▸ What the task asks
Restate the complete material exactly.

▸ Extracted records
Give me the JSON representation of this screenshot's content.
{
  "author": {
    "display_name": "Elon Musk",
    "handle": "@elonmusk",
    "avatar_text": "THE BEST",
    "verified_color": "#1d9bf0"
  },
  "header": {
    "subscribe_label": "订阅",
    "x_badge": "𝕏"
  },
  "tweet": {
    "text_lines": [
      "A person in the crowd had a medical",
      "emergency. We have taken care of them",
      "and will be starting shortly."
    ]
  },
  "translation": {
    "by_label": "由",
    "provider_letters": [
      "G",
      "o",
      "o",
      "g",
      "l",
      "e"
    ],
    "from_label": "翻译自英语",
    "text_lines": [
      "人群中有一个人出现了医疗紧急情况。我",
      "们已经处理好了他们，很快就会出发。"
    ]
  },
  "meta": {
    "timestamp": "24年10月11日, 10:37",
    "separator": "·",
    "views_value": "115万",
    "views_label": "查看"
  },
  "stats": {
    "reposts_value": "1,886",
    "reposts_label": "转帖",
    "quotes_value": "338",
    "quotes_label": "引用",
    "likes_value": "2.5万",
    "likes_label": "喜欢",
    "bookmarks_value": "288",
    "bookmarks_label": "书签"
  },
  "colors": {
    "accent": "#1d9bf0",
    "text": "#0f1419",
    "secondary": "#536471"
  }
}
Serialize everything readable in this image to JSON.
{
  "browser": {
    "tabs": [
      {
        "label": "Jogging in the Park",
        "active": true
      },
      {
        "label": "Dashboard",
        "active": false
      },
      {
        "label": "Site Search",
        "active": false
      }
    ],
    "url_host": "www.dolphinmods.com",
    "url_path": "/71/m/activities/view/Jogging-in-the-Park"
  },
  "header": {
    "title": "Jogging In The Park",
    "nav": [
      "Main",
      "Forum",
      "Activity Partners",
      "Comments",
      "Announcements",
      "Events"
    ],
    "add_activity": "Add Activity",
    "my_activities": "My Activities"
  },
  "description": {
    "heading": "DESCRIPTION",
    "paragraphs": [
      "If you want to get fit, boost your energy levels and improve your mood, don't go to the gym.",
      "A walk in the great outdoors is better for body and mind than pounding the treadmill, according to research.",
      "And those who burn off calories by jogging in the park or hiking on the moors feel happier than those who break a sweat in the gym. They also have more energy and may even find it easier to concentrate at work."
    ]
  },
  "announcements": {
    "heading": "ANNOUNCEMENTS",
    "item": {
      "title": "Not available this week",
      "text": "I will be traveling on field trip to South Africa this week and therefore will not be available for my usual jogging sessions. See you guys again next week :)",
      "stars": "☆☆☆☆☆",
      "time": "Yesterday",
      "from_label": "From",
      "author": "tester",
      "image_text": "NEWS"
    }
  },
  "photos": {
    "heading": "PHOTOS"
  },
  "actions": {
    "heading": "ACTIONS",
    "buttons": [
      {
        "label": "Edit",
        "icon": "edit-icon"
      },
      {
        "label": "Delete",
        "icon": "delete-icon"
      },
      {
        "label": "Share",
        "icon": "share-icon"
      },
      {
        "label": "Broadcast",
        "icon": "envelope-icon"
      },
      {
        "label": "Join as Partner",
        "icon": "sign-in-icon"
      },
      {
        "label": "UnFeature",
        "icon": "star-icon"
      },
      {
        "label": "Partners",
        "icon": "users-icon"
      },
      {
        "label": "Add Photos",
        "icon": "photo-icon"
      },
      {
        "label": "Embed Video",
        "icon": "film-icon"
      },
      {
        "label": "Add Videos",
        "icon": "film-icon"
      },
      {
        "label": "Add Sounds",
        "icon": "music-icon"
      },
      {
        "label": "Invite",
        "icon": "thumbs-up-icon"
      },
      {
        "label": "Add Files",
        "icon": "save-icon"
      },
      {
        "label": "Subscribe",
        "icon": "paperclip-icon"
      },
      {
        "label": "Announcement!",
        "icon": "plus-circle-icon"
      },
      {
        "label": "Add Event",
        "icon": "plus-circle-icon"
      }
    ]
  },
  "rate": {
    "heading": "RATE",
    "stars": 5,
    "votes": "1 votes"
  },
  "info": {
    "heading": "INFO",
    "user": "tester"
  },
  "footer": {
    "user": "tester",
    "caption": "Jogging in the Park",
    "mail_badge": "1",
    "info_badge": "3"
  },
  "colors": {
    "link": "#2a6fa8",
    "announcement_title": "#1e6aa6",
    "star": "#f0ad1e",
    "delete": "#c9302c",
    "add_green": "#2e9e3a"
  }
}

▸ Written response
Give me the JSON representation of this screenshot's content.
{
  "author": {
    "display_name": "Elon Musk",
    "handle": "@elonmusk",
    "avatar_text": "THE BEST",
    "verified_color": "#1d9bf0"
  },
  "header": {
    "subscribe_label": "订阅",
    "x_badge": "𝕏"
  },
  "tweet": {
    "text_lines": [
      "A person in the crowd had a medical",
      "emergency. We have taken care of them",
      "and will be starting shortly."
    ]
  },
  "translation": {
    "by_label": "由",
    "provider_letters": [
      "G",
      "o",
      "o",
      "g",
      "l",
      "e"
    ],
    "from_label": "翻译自英语",
    "text_lines": [
      "人群中有一个人出现了医疗紧急情况。我",
      "们已经处理好了他们，很快就会出发。"
    ]
  },
  "meta": {
    "timestamp": "24年10月11日, 10:37",
    "separator": "·",
    "views_value": "115万",
    "views_label": "查看"
  },
  "stats": {
    "reposts_value": "1,886",
    "reposts_label": "转帖",
    "quotes_value": "338",
    "quotes_label": "引用",
    "likes_value": "2.5万",
    "likes_label": "喜欢",
    "bookmarks_value": "288",
    "bookmarks_label": "书签"
  },
  "colors": {
    "accent": "#1d9bf0",
    "text": "#0f1419",
    "secondary": "#536471"
  }
}
Serialize everything readable in this image to JSON.
{
  "browser": {
    "tabs": [
      {
        "label": "Jogging in the Park",
        "active": true
      },
      {
        "label": "Dashboard",
        "active": false
      },
      {
        "label": "Site Search",
        "active": false
      }
    ],
    "url_host": "www.dolphinmods.com",
    "url_path": "/71/m/activities/view/Jogging-in-the-Park"
  },
  "header": {
    "title": "Jogging In The Park",
    "nav": [
      "Main",
      "Forum",
      "Activity Partners",
      "Comments",
      "Announcements",
      "Events"
    ],
    "add_activity": "Add Activity",
    "my_activities": "My Activities"
  },
  "description": {
    "heading": "DESCRIPTION",
    "paragraphs": [
      "If you want to get fit, boost your energy levels and improve your mood, don't go to the gym.",
      "A walk in the great outdoors is better for body and mind than pounding the treadmill, according to research.",
      "And those who burn off calories by jogging in the park or hiking on the moors feel happier than those who break a sweat in the gym. They also have more energy and may even find it easier to concentrate at work."
    ]
  },
  "announcements": {
    "heading": "ANNOUNCEMENTS",
    "item": {
      "title": "Not available this week",
      "text": "I will be traveling on field trip to South Africa this week and therefore will not be available for my usual jogging sessions. See you guys again next week :)",
      "stars": "☆☆☆☆☆",
      "time": "Yesterday",
      "from_label": "From",
      "author": "tester",
      "image_text": "NEWS"
    }
  },
  "photos": {
    "heading": "PHOTOS"
  },
  "actions": {
    "heading": "ACTIONS",
    "buttons": [
      {
        "label": "Edit",
        "icon": "edit-icon"
      },
      {
        "label": "Delete",
        "icon": "delete-icon"
      },
      {
        "label": "Share",
        "icon": "share-icon"
      },
      {
        "label": "Broadcast",
        "icon": "envelope-icon"
      },
      {
        "label": "Join as Partner",
        "icon": "sign-in-icon"
      },
      {
        "label": "UnFeature",
        "icon": "star-icon"
      },
      {
        "label": "Partners",
        "icon": "users-icon"
      },
      {
        "label": "Add Photos",
        "icon": "photo-icon"
      },
      {
        "label": "Embed Video",
        "icon": "film-icon"
      },
      {
        "label": "Add Videos",
        "icon": "film-icon"
      },
      {
        "label": "Add Sounds",
        "icon": "music-icon"
      },
      {
        "label": "Invite",
        "icon": "thumbs-up-icon"
      },
      {
        "label": "Add Files",
        "icon": "save-icon"
      },
      {
        "label": "Subscribe",
        "icon": "paperclip-icon"
      },
      {
        "label": "Announcement!",
        "icon": "plus-circle-icon"
      },
      {
        "label": "Add Event",
        "icon": "plus-circle-icon"
      }
    ]
  },
  "rate": {
    "heading": "RATE",
    "stars": 5,
    "votes": "1 votes"
  },
  "info": {
    "heading": "INFO",
    "user": "tester"
  },
  "footer": {
    "user": "tester",
    "caption": "Jogging in the Park",
    "mail_badge": "1",
    "info_badge": "3"
  },
  "colors": {
    "link": "#2a6fa8",
    "announcement_title": "#1e6aa6",
    "star": "#f0ad1e",
    "delete": "#c9302c",
    "add_green": "#2e9e3a"
  }
}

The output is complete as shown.